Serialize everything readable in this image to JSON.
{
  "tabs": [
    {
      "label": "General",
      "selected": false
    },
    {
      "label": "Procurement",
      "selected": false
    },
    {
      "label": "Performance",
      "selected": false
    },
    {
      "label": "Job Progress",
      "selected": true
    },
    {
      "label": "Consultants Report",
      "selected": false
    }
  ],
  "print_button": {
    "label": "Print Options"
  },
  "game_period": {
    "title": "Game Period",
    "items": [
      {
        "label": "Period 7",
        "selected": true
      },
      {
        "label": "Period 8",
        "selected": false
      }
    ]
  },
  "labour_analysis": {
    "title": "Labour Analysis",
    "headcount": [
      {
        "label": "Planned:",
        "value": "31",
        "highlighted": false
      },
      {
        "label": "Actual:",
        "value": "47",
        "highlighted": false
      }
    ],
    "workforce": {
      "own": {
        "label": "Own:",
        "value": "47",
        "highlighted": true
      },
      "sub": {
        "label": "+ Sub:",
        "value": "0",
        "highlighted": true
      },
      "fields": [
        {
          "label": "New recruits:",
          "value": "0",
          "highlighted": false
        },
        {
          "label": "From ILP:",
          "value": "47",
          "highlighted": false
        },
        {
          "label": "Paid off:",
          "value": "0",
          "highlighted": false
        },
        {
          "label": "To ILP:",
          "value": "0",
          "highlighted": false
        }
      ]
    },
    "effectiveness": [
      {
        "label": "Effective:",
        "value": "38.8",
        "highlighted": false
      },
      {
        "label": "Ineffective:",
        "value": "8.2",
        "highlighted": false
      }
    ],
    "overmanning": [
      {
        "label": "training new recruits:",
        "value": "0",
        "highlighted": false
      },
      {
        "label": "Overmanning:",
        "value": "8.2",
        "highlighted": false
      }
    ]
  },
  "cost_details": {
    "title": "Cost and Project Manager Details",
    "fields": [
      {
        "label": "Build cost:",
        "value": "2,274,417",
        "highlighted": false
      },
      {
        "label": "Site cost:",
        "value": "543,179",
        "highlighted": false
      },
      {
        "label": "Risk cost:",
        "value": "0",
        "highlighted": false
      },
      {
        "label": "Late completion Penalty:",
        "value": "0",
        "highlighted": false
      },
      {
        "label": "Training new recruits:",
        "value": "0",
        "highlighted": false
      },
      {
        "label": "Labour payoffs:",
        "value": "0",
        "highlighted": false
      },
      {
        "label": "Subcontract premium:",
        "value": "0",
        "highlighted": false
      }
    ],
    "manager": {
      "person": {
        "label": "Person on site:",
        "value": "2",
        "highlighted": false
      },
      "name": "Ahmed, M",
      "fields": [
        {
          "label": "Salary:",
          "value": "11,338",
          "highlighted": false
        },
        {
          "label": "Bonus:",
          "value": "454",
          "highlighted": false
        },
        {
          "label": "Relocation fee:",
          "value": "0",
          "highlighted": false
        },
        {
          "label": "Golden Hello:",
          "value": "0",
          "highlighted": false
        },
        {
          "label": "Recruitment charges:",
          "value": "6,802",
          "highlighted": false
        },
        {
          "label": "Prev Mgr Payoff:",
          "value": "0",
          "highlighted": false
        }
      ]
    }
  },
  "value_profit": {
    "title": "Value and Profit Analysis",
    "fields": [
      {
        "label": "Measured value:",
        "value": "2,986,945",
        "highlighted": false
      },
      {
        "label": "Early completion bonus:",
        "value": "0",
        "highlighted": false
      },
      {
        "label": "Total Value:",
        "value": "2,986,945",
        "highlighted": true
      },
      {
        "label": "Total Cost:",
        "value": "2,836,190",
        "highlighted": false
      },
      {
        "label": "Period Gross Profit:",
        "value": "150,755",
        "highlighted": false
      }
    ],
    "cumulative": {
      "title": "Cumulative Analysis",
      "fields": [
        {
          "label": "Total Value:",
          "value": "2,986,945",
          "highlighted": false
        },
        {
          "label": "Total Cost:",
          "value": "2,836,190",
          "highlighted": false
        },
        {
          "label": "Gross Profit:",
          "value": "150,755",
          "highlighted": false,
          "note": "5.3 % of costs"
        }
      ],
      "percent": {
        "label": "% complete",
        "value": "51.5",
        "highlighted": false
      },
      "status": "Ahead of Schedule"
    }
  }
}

━━━━━━

● **Exercise objective**:
Identify how many lines in the entries above contain the word "completion" and provide only that figure.

● **Written answer**:
2